[Your objective]: Return a copy of each line that holds the string "переменного".
** Start of Dataset **
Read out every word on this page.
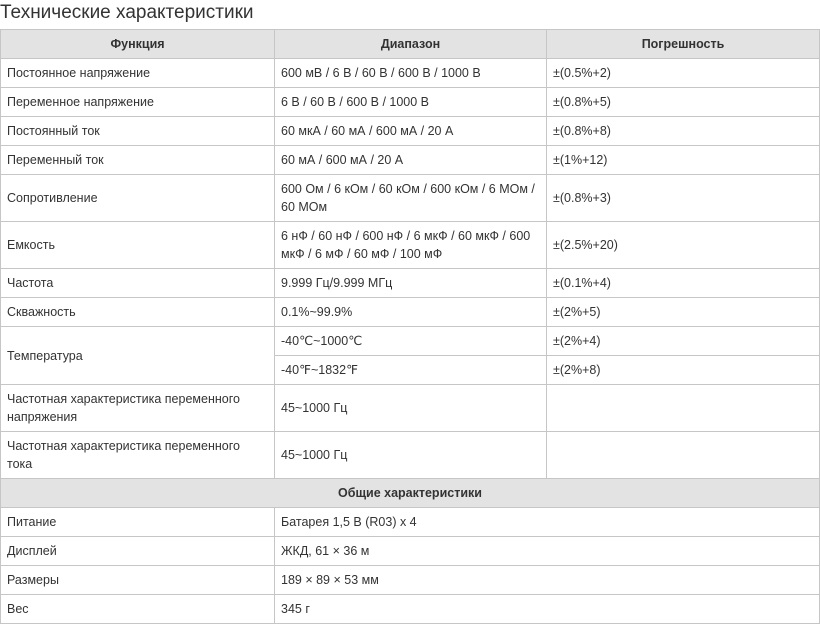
Технические характеристики
Функция	Диапазон	Погрешность
Постоянное напряжение	600 мВ / 6 В / 60 В / 600 В / 1000 В	±(0.5%+2)
Переменное напряжение	6 В / 60 В / 600 В / 1000 В	±(0.8%+5)
Постоянный ток	60 мкА / 60 мА / 600 мА / 20 А	±(0.8%+8)
Переменный ток	60 мА / 600 мА / 20 А	±(1%+12)
Сопротивление	600 Ом / 6 кОм / 60 кОм / 600 кОм / 6 МОм / 60 МОм	±(0.8%+3)
Емкость	6 нФ / 60 нФ / 600 нФ / 6 мкФ / 60 мкФ / 600 мкФ / 6 мФ / 60 мФ / 100 мФ	±(2.5%+20)
Частота	9.999 Гц/9.999 МГц	±(0.1%+4)
Скважность	0.1%~99.9%	±(2%+5)
Температура	-40℃~1000℃	±(2%+4)
	-40℉~1832℉	±(2%+8)
Частотная характеристика переменного напряжения	45~1000 Гц	
Частотная характеристика переменного тока	45~1000 Гц	
Общие характеристики		
Питание	Батарея 1,5 В (R03) x 4	
Дисплей	ЖКД, 61 × 36 м	
Размеры	189 × 89 × 53 мм	
Вес	345 г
** End of Dataset **
[Task response]:
Частотная характеристика переменного напряжения	45~1000 Гц	
Частотная характеристика переменного тока	45~1000 Гц	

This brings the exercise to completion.